- Goal
Report how many lines in the records hold the string "boys"; give the number and nothing else.

- Information shown
☆ ☆ ☆ ☆ ☆

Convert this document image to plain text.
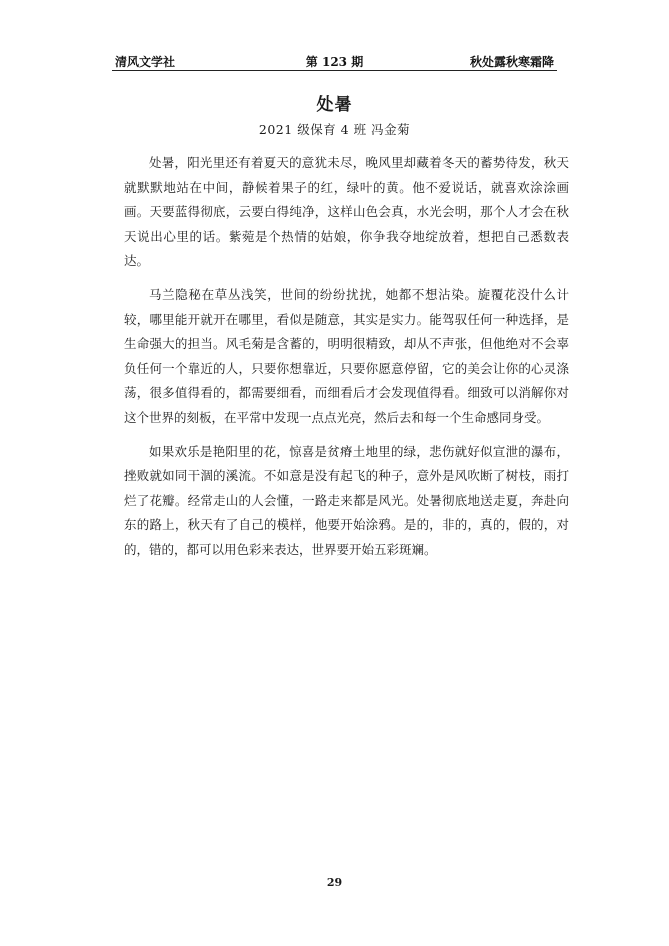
清风文学社	第 123 期	秋处露秋寒霜降
处暑
2021 级保育 4 班 冯金菊

处暑，阳光里还有着夏天的意犹未尽，晚风里却藏着冬天的蓄势待发，秋天就默默地站在中间，静候着果子的红，绿叶的黄。他不爱说话，就喜欢涂涂画画。天要蓝得彻底，云要白得纯净，这样山色会真，水光会明，那个人才会在秋天说出心里的话。紫菀是个热情的姑娘，你争我夺地绽放着，想把自己悉数表达。

马兰隐秘在草丛浅笑，世间的纷纷扰扰，她都不想沾染。旋覆花没什么计较，哪里能开就开在哪里，看似是随意，其实是实力。能驾驭任何一种选择，是生命强大的担当。风毛菊是含蓄的，明明很精致，却从不声张，但他绝对不会辜负任何一个靠近的人，只要你想靠近，只要你愿意停留，它的美会让你的心灵涤荡，很多值得看的，都需要细看，而细看后才会发现值得看。细致可以消解你对这个世界的刻板，在平常中发现一点点光亮，然后去和每一个生命感同身受。

如果欢乐是艳阳里的花，惊喜是贫瘠土地里的绿，悲伤就好似宣泄的瀑布，挫败就如同干涸的溪流。不如意是没有起飞的种子，意外是风吹断了树枝，雨打烂了花瓣。经常走山的人会懂，一路走来都是风光。处暑彻底地送走夏，奔赴向东的路上，秋天有了自己的模样，他要开始涂鸦。是的，非的，真的，假的，对的，错的，都可以用色彩来表达，世界要开始五彩斑斓。

29
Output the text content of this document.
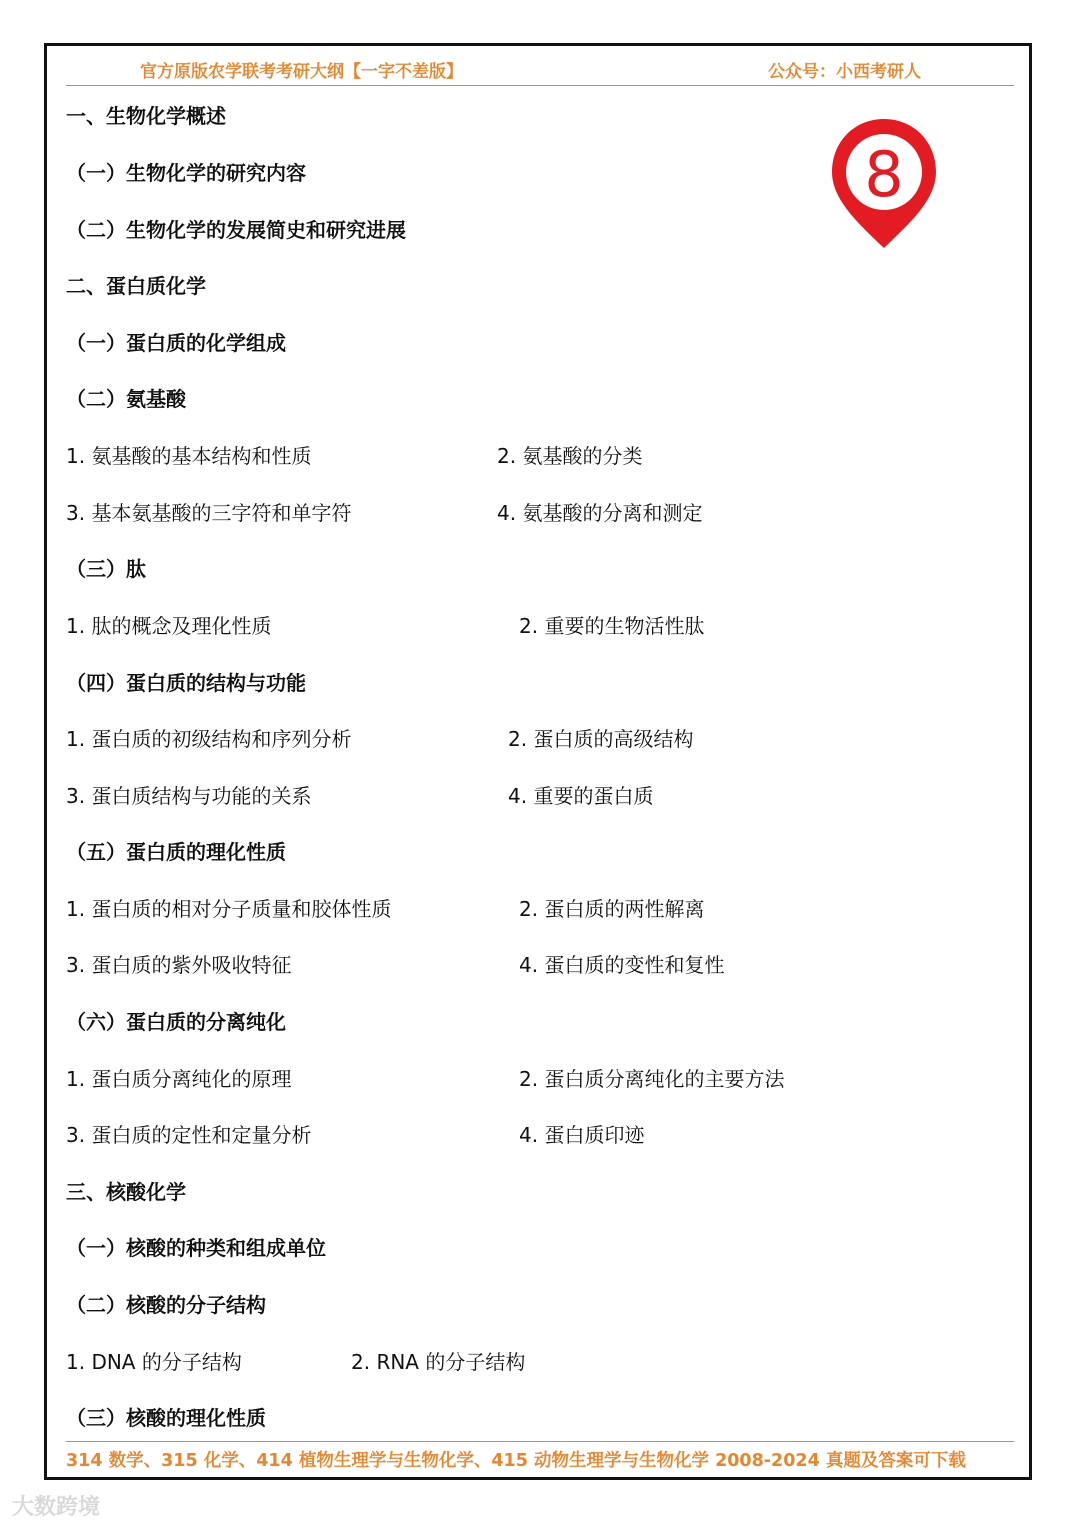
官方原版农学联考考研大纲【一字不差版】	公众号：小西考研人
8
一、生物化学概述
（一）生物化学的研究内容
（二）生物化学的发展简史和研究进展
二、蛋白质化学
（一）蛋白质的化学组成
（二）氨基酸
1. 氨基酸的基本结构和性质	2. 氨基酸的分类
3. 基本氨基酸的三字符和单字符	4. 氨基酸的分离和测定
（三）肽
1. 肽的概念及理化性质	2. 重要的生物活性肽
（四）蛋白质的结构与功能
1. 蛋白质的初级结构和序列分析	2. 蛋白质的高级结构
3. 蛋白质结构与功能的关系	4. 重要的蛋白质
（五）蛋白质的理化性质
1. 蛋白质的相对分子质量和胶体性质	2. 蛋白质的两性解离
3. 蛋白质的紫外吸收特征	4. 蛋白质的变性和复性
（六）蛋白质的分离纯化
1. 蛋白质分离纯化的原理	2. 蛋白质分离纯化的主要方法
3. 蛋白质的定性和定量分析	4. 蛋白质印迹
三、核酸化学
（一）核酸的种类和组成单位
（二）核酸的分子结构
1. DNA 的分子结构	2. RNA 的分子结构
（三）核酸的理化性质
314 数学、315 化学、414 植物生理学与生物化学、415 动物生理学与生物化学 2008-2024 真题及答案可下载
大数跨境
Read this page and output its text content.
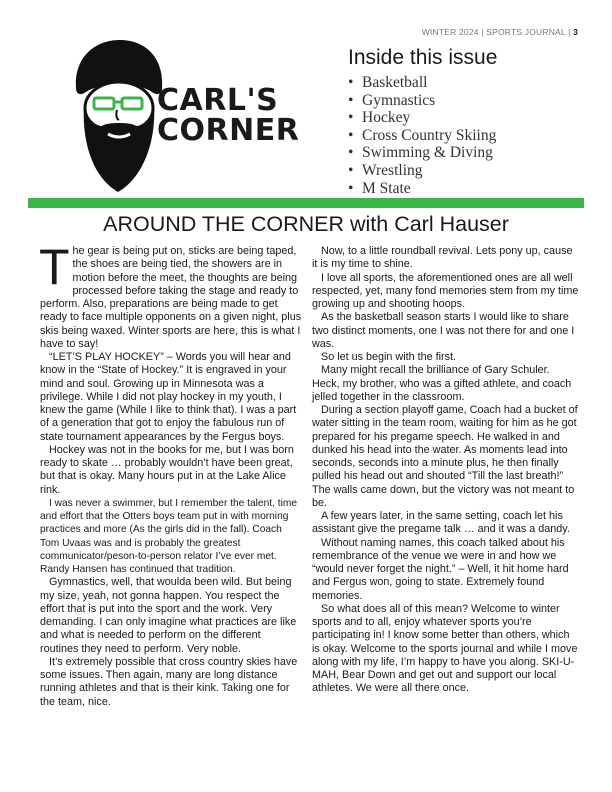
WINTER 2024 | SPORTS JOURNAL | 3
CARL'S
CORNER
Inside this issue
• Basketball
• Gymnastics
• Hockey
• Cross Country Skiing
• Swimming & Diving
• Wrestling
• M State
AROUND THE CORNER with Carl Hauser

The gear is being put on, sticks are being taped, the shoes are being tied, the showers are in motion before the meet, the thoughts are being processed before taking the stage and ready to perform. Also, preparations are being made to get ready to face multiple opponents on a given night, plus skis being waxed. Winter sports are here, this is what I have to say!

“LET’S PLAY HOCKEY” – Words you will hear and know in the “State of Hockey.” It is engraved in your mind and soul. Growing up in Minnesota was a privilege. While I did not play hockey in my youth, I knew the game (While I like to think that). I was a part of a generation that got to enjoy the fabulous run of state tournament appearances by the Fergus boys.

Hockey was not in the books for me, but I was born ready to skate … probably wouldn’t have been great, but that is okay. Many hours put in at the Lake Alice rink.

I was never a swimmer, but I remember the talent, time and effort that the Otters boys team put in with morning practices and more (As the girls did in the fall). Coach Tom Uvaas was and is probably the greatest communicator/peson-to-person relator I’ve ever met. Randy Hansen has continued that tradition.

Gymnastics, well, that woulda been wild. But being my size, yeah, not gonna happen. You respect the effort that is put into the sport and the work. Very demanding. I can only imagine what practices are like and what is needed to perform on the different routines they need to perform. Very noble.

It’s extremely possible that cross country skies have some issues. Then again, many are long distance running athletes and that is their kink. Taking one for the team, nice.

Now, to a little roundball revival. Lets pony up, cause it is my time to shine.

I love all sports, the aforementioned ones are all well respected, yet, many fond memories stem from my time growing up and shooting hoops.

As the basketball season starts I would like to share two distinct moments, one I was not there for and one I was.

So let us begin with the first.

Many might recall the brilliance of Gary Schuler. Heck, my brother, who was a gifted athlete, and coach jelled together in the classroom.

During a section playoff game, Coach had a bucket of water sitting in the team room, waiting for him as he got prepared for his pregame speech. He walked in and dunked his head into the water. As moments lead into seconds, seconds into a minute plus, he then finally pulled his head out and shouted “Till the last breath!” The walls came down, but the victory was not meant to be.

A few years later, in the same setting, coach let his assistant give the pregame talk … and it was a dandy.

Without naming names, this coach talked about his remembrance of the venue we were in and how we “would never forget the night.” – Well, it hit home hard and Fergus won, going to state. Extremely found memories.

So what does all of this mean? Welcome to winter sports and to all, enjoy whatever sports you’re participating in! I know some better than others, which is okay. Welcome to the sports journal and while I move along with my life, I’m happy to have you along. SKI-U-MAH, Bear Down and get out and support our local athletes. We were all there once.
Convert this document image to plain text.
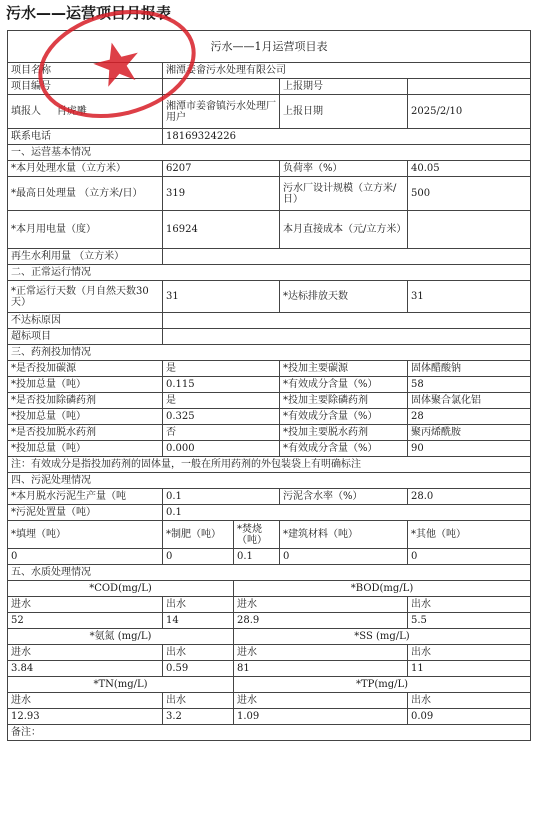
污水——运营项目月报表
污水——1月运营项目表				
项目名称	湘潭姜畲污水处理有限公司			
项目编号			上报期号	
填报人 肖虎雕	湘潭市姜畲镇污水处理厂用户		上报日期	2025/2/10
联系电话	18169324226			
一、运营基本情况				
*本月处理水量（立方米）	6207		负荷率（%）	40.05
*最高日处理量 （立方米/日）	319		污水厂设计规模（立方米/日）	500
*本月用电量（度）	16924		本月直接成本（元/立方米）	
再生水利用量 （立方米）				
二、正常运行情况				
*正常运行天数（月自然天数30天）	31		*达标排放天数	31
不达标原因				
超标项目				
三、药剂投加情况				
*是否投加碳源	是		*投加主要碳源	固体醋酸钠
*投加总量（吨）	0.115		*有效成分含量（%）	58
*是否投加除磷药剂	是		*投加主要除磷药剂	固体聚合氯化铝
*投加总量（吨）	0.325		*有效成分含量（%）	28
*是否投加脱水药剂	否		*投加主要脱水药剂	聚丙烯酰胺
*投加总量（吨）	0.000		*有效成分含量（%）	90
注：有效成分是指投加药剂的固体量，一般在所用药剂的外包装袋上有明确标注				
四、污泥处理情况				
*本月脱水污泥生产量（吨	0.1		污泥含水率（%）	28.0
*污泥处置量（吨）	0.1			
*填埋（吨）	*制肥（吨）	*焚烧（吨）	*建筑材料（吨）	*其他（吨）
0	0	0.1	0	0
五、水质处理情况				
*COD(mg/L)		*BOD(mg/L)		
进水	出水	进水		出水
52	14	28.9		5.5
*氨氮 (mg/L)		*SS (mg/L)		
进水	出水	进水		出水
3.84	0.59	81		11
*TN(mg/L)		*TP(mg/L)		
进水	出水	进水		出水
12.93	3.2	1.09		0.09
备注：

☆ ☆ ☆ ☆ ☆

- Result for this task
2